* start RECORDS FOR THIS EXERCISE *

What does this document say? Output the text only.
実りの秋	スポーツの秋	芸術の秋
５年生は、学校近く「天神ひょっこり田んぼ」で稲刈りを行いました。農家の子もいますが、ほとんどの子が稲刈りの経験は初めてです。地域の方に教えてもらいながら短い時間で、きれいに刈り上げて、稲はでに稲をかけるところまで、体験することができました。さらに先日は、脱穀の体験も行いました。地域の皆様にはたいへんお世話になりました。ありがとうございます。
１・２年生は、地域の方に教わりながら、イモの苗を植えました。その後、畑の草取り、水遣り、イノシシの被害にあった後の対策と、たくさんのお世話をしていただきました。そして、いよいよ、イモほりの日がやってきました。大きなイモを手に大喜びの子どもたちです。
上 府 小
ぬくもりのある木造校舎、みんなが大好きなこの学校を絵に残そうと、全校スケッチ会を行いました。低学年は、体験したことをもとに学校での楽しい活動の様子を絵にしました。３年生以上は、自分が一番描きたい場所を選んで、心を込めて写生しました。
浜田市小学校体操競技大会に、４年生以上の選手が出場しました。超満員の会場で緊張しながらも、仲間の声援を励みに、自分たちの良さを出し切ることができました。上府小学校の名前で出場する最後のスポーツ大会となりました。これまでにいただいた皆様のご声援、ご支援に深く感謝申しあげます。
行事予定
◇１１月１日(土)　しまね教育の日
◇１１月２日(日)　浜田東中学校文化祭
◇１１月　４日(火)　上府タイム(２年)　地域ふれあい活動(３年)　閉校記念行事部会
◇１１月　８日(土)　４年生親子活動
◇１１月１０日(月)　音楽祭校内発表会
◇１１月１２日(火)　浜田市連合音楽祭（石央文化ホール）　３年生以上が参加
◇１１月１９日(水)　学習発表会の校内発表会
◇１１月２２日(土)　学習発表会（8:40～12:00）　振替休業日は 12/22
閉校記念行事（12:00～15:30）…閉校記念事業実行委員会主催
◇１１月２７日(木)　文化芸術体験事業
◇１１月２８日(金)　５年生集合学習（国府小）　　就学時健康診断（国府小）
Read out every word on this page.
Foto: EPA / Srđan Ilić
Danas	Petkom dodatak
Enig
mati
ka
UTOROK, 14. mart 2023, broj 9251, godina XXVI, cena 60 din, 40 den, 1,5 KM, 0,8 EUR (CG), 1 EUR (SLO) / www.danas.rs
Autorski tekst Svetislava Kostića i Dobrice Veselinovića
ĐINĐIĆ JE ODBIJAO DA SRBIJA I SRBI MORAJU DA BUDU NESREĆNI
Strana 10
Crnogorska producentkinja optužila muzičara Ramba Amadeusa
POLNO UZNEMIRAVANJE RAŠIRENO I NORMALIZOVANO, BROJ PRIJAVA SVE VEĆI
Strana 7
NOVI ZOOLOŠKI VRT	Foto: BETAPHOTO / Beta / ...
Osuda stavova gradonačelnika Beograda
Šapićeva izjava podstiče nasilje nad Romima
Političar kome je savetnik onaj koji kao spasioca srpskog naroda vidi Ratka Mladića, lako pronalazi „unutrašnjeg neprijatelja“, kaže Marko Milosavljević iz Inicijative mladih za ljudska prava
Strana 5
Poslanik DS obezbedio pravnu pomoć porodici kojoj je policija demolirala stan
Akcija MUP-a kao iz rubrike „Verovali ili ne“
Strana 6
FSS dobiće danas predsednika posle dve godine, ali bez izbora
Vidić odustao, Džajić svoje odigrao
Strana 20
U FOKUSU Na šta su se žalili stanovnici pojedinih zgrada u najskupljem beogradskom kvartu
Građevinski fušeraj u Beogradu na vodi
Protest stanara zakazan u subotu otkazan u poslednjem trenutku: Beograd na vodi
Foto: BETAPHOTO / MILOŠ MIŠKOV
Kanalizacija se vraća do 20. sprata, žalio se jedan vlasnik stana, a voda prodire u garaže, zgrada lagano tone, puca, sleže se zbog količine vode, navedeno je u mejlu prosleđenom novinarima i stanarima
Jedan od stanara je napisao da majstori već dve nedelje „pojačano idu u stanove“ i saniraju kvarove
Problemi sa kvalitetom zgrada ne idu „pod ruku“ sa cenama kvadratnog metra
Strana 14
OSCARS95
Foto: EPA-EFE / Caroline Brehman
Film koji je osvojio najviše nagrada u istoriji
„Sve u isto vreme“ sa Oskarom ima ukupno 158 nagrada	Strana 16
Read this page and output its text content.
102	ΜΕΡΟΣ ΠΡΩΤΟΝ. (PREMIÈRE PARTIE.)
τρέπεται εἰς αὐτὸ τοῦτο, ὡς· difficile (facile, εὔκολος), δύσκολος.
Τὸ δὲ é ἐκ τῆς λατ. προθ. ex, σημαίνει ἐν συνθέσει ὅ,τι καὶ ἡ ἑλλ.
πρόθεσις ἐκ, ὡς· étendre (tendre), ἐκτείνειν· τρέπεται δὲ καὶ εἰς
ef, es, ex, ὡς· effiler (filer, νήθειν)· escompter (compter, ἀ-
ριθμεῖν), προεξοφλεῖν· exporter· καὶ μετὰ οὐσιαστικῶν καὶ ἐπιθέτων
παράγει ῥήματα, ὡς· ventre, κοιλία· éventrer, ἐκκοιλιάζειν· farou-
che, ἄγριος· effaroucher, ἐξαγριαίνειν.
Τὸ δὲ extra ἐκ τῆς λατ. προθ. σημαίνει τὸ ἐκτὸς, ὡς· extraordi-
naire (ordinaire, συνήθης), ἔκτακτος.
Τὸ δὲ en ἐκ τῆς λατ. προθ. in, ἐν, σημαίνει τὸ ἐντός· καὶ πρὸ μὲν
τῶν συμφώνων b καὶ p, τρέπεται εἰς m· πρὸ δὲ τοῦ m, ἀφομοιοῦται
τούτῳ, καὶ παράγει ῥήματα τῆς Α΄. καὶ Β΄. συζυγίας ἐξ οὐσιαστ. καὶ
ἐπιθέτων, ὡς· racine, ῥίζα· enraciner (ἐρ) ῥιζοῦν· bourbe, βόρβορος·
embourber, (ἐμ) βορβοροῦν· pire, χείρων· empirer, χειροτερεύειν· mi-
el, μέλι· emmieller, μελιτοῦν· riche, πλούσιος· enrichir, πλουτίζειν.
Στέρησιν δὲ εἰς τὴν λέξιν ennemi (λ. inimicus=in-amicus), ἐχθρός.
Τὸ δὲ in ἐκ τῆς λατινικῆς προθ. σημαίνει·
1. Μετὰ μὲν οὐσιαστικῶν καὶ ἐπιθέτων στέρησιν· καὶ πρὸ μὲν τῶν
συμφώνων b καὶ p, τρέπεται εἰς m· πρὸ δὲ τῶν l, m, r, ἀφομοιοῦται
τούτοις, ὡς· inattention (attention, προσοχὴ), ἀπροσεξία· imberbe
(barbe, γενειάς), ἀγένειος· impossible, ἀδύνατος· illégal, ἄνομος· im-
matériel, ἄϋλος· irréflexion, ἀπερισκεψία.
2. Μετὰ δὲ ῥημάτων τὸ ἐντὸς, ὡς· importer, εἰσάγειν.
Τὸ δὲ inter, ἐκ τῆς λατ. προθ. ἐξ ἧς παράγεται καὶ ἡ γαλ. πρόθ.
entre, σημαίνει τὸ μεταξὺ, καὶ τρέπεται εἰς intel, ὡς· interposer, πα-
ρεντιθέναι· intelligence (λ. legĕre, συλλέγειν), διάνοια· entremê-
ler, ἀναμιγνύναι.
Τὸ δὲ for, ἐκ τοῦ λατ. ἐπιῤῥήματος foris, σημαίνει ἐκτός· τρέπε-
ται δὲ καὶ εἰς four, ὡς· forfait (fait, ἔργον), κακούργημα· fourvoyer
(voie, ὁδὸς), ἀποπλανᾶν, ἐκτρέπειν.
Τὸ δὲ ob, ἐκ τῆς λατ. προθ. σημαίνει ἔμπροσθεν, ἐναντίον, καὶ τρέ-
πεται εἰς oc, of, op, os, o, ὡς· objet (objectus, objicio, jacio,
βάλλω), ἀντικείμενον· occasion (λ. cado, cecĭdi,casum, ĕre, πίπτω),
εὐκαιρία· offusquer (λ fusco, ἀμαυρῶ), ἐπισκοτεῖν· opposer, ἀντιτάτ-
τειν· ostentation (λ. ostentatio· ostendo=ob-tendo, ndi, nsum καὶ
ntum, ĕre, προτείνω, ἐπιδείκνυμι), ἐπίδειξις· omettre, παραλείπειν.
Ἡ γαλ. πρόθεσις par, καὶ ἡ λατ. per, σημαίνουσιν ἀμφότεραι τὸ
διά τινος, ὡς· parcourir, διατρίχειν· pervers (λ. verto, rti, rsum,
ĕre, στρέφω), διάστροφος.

* end RECORDS FOR THIS EXERCISE *

[REQUIREMENTS]
Identify the lines that hold the word "συμφώνων". Copy every one of them.

[SOLUTION BELOW]
τῶν συμφώνων b καὶ p, τρέπεται εἰς m· πρὸ δὲ τοῦ m, ἀφομοιοῦται
συμφώνων b καὶ p, τρέπεται εἰς m· πρὸ δὲ τῶν l, m, r, ἀφομοιοῦται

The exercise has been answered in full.